RECORDS SHOWN.
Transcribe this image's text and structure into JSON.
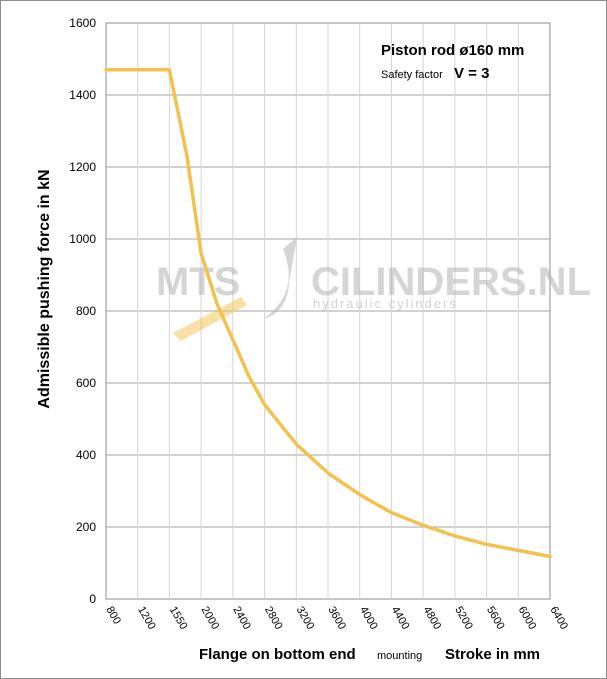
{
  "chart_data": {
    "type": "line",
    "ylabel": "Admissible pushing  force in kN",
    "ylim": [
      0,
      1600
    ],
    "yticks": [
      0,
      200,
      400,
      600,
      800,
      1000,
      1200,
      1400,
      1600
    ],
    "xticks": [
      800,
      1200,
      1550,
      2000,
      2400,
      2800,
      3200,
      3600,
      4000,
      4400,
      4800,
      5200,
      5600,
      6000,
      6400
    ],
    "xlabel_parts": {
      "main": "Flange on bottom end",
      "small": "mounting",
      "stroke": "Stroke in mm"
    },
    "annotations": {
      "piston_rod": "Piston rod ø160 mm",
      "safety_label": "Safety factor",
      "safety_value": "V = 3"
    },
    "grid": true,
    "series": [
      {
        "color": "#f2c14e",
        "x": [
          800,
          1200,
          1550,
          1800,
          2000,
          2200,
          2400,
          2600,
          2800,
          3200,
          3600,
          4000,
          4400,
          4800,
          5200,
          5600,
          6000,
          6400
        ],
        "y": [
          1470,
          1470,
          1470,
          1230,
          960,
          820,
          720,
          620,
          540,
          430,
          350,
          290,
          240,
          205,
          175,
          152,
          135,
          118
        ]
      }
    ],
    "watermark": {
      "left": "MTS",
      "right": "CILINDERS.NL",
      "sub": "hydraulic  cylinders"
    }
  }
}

...

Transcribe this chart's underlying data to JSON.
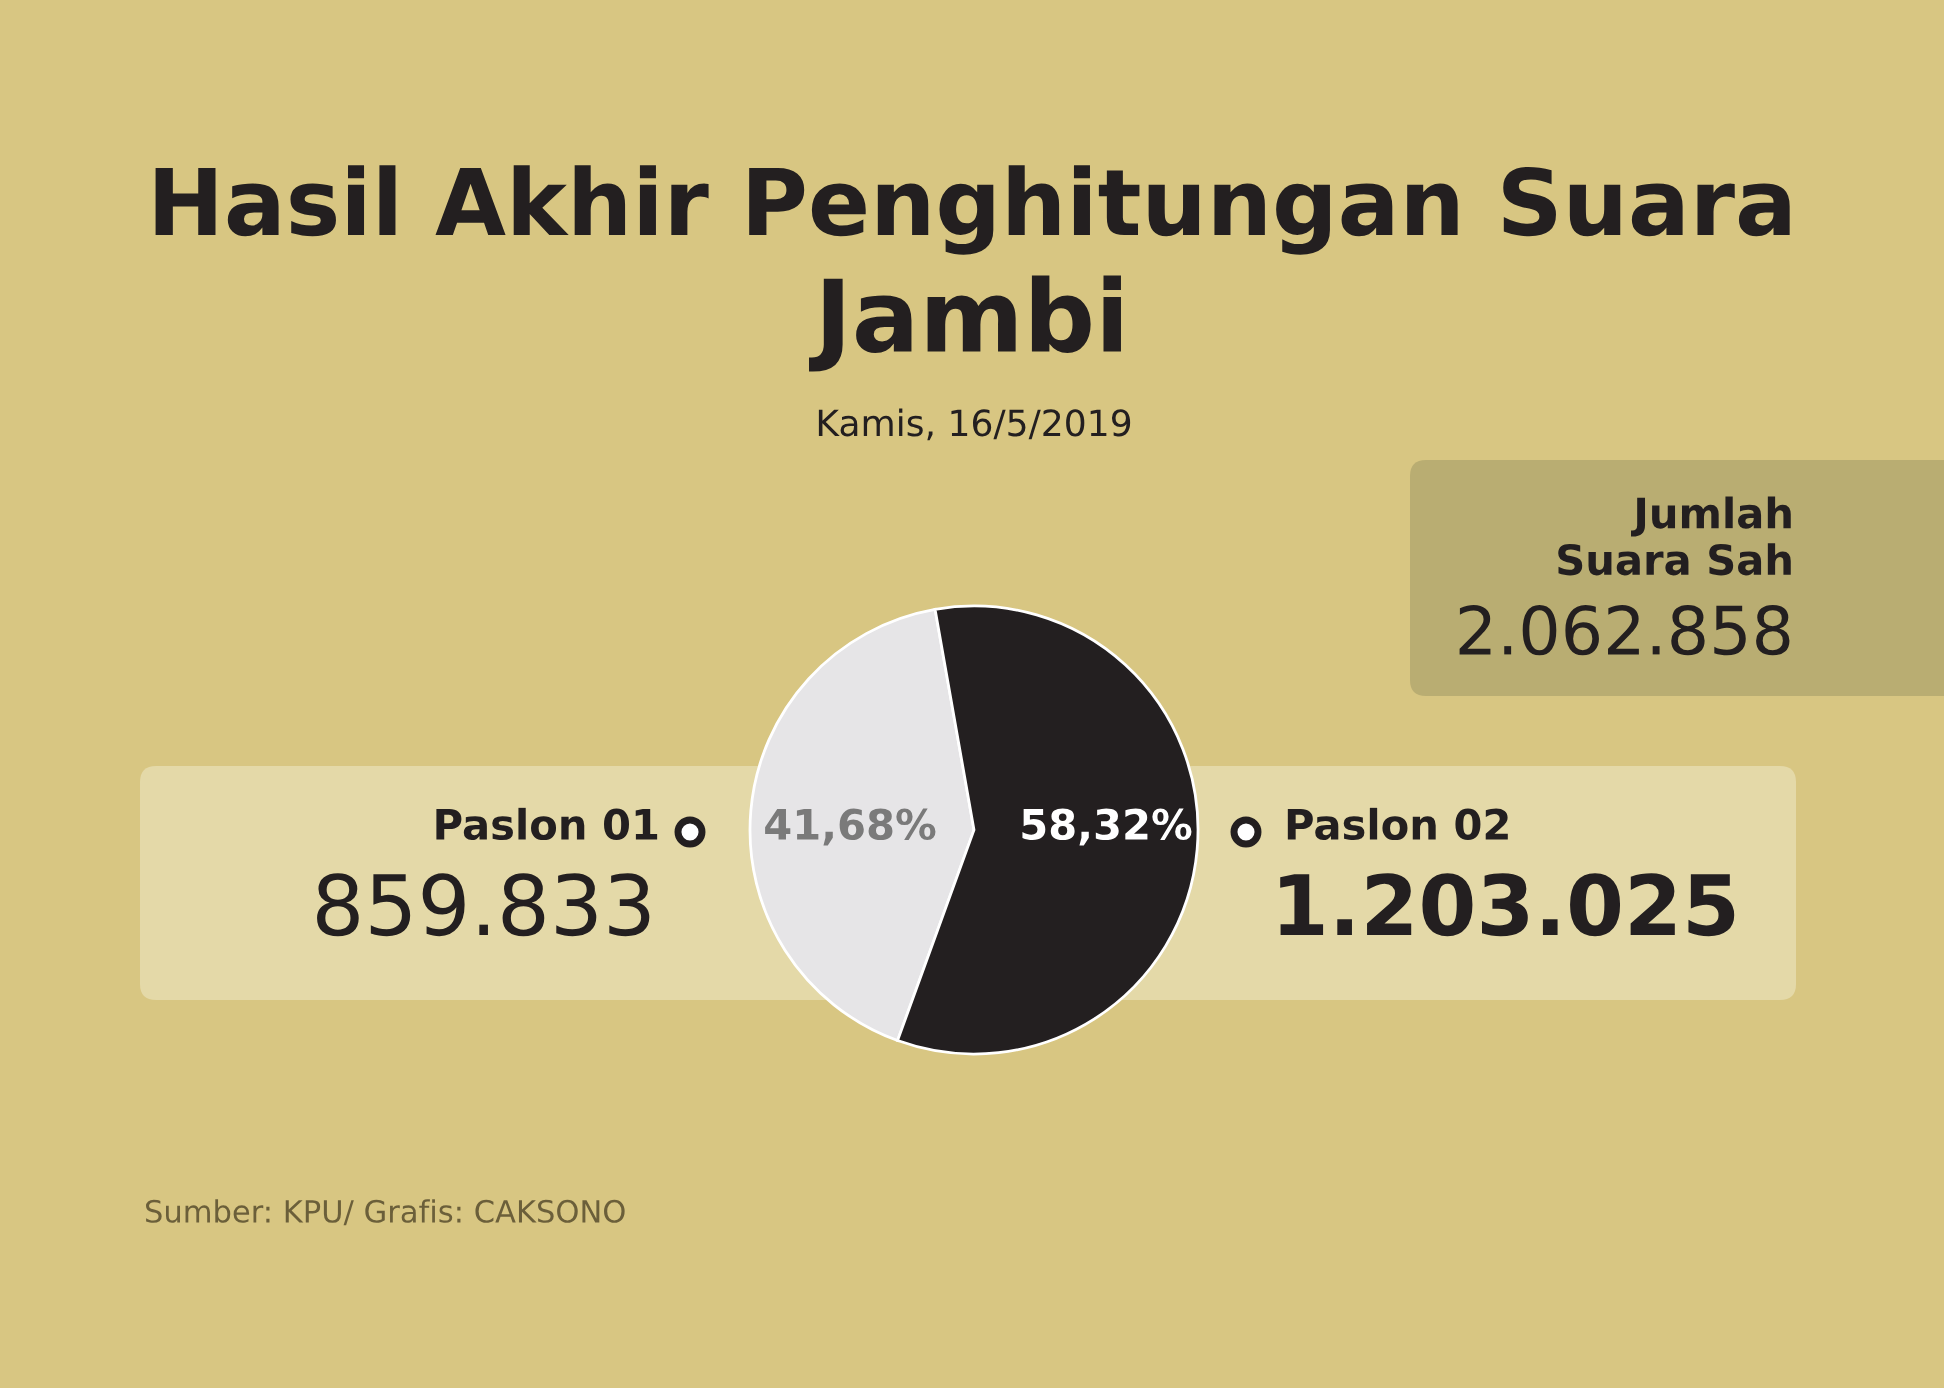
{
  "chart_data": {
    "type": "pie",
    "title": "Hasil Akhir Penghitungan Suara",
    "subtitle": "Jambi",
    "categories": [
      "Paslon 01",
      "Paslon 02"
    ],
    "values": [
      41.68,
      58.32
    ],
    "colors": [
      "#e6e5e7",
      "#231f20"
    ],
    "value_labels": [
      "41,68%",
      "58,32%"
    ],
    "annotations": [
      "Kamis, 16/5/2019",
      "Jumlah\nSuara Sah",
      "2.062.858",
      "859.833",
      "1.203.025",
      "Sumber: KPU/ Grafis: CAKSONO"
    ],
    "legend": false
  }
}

DIRECTIONS. Using the data above, copy each line that contains "this".

FINAL RESULT.
Transcribe this image's text and structure into JSON.
Transcribe this chart's underlying data to JSON.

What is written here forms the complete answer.